## start Information given

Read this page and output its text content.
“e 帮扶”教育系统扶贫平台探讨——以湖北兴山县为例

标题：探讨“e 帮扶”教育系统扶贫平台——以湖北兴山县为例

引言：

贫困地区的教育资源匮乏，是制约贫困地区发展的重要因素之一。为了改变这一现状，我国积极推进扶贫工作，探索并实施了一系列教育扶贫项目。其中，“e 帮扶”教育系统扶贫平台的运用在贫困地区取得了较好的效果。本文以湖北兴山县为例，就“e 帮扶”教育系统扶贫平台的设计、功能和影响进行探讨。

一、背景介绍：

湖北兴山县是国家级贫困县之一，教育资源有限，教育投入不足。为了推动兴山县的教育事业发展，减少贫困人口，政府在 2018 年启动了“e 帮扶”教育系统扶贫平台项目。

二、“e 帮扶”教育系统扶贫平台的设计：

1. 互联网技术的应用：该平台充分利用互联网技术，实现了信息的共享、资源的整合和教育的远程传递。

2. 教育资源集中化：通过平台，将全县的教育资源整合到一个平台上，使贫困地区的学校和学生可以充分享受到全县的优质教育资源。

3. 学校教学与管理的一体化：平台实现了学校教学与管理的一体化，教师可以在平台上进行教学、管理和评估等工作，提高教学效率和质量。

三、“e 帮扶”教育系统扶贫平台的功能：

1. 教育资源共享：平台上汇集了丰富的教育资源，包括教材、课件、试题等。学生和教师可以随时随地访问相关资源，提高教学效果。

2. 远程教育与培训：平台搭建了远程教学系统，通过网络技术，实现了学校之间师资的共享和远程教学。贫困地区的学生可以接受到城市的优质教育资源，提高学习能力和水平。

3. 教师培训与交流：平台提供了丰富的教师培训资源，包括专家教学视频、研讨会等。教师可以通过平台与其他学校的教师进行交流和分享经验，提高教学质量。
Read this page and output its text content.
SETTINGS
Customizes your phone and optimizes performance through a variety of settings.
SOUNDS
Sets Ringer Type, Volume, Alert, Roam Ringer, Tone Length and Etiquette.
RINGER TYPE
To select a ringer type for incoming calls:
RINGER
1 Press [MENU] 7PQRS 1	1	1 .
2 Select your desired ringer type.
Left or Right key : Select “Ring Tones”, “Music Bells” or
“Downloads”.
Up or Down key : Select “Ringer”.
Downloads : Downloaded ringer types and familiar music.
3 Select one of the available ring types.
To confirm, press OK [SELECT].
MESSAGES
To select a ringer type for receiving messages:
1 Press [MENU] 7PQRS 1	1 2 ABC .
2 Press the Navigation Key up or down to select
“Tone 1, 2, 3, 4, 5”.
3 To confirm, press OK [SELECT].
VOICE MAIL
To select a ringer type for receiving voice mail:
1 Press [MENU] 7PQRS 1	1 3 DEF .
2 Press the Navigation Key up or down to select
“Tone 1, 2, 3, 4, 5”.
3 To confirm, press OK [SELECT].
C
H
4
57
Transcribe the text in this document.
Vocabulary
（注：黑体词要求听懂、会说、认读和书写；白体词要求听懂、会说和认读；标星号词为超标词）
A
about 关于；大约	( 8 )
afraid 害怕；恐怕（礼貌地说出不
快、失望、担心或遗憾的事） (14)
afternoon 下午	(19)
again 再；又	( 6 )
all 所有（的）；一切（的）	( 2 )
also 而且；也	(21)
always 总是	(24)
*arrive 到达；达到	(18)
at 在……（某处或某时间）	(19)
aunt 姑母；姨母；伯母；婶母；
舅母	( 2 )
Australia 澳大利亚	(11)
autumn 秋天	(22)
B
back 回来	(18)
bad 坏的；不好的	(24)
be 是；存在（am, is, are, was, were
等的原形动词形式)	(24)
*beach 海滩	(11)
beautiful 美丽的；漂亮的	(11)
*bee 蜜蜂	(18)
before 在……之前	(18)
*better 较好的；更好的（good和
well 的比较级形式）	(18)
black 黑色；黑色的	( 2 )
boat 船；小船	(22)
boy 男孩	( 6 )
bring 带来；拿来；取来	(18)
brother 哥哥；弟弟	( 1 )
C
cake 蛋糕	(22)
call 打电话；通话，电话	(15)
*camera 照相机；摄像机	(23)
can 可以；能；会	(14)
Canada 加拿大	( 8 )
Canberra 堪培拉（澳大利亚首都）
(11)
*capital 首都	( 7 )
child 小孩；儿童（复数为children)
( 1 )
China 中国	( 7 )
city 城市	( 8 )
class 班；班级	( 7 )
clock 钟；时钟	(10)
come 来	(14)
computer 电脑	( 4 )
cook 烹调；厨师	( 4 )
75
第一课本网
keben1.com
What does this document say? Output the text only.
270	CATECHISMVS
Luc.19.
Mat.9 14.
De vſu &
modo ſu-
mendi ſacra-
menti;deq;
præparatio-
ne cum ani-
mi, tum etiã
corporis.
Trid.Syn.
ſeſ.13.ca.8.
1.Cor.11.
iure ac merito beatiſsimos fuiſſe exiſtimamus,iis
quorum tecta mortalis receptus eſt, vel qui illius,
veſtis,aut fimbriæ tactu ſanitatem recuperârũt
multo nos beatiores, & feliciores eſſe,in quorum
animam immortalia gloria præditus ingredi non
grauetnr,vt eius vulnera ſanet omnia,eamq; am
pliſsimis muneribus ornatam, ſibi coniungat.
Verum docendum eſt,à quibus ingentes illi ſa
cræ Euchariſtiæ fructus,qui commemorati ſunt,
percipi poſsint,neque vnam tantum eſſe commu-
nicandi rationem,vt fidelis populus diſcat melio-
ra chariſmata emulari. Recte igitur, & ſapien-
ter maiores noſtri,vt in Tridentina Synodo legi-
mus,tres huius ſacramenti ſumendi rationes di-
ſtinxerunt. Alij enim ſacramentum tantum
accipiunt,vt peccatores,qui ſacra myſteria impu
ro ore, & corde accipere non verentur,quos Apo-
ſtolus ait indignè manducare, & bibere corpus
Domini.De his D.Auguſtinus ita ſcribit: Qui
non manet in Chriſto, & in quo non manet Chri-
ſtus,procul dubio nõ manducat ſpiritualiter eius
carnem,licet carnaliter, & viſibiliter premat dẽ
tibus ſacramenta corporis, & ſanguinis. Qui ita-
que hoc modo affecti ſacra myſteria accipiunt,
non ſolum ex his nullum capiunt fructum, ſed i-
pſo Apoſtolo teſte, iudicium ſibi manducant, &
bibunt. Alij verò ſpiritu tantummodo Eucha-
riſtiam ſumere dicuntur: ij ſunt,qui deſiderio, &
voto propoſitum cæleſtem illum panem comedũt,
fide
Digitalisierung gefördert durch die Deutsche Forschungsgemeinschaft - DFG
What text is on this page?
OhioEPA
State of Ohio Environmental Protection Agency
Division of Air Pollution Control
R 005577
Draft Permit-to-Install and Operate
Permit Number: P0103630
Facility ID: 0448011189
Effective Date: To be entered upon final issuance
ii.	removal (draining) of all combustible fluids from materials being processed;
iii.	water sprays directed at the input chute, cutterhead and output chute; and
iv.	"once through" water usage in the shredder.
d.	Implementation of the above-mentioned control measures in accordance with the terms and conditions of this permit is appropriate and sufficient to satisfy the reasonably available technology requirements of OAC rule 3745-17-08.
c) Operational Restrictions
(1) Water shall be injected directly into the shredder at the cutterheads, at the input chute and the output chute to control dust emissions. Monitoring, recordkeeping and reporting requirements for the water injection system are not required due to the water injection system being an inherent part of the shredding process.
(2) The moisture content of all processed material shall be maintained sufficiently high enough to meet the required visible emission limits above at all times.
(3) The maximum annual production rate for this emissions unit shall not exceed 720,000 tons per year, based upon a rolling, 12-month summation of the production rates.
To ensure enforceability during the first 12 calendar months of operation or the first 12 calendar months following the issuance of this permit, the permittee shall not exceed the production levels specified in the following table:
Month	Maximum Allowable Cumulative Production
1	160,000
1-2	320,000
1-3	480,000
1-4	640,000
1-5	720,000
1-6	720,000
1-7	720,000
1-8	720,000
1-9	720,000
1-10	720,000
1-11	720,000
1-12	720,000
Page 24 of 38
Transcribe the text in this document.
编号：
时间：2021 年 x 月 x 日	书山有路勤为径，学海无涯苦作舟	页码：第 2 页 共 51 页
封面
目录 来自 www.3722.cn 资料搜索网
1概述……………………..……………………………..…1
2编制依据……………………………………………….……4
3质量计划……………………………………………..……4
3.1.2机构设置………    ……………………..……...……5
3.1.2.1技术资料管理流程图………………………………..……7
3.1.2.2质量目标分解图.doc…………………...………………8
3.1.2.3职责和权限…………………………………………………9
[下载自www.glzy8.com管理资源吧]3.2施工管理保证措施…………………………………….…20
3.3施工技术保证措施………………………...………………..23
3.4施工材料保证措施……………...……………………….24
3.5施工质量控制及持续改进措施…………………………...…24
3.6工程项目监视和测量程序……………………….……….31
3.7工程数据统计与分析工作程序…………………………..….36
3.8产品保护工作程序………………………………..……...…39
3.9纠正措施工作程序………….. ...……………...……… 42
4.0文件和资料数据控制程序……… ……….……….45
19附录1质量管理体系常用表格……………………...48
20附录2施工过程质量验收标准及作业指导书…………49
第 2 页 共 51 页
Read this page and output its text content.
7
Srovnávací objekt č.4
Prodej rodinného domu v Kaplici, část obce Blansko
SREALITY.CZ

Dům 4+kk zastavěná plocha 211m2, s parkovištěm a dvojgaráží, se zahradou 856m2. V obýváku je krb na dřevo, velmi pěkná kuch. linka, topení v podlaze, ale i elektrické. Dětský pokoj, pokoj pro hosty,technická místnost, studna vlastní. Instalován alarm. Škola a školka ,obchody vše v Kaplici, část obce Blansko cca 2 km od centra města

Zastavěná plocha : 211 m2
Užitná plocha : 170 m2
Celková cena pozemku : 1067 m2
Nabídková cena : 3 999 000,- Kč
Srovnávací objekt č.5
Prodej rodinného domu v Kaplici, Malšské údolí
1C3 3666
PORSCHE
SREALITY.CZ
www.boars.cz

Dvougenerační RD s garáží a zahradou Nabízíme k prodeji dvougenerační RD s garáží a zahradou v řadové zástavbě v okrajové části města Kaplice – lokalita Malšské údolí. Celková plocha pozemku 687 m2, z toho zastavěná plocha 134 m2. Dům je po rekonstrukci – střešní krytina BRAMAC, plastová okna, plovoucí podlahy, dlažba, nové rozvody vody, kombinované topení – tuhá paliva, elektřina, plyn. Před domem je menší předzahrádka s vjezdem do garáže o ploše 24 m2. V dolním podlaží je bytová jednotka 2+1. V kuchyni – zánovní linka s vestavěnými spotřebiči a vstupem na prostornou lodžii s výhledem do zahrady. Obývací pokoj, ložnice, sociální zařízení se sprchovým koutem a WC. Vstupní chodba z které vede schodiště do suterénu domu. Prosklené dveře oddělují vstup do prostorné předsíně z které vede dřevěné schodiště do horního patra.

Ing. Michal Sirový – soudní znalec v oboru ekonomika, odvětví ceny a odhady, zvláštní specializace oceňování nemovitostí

## end Information given

▶ _Task description_: Among the lines of the data above, count those holding "issuance" and state only the number.

▶ _Finished task_: 2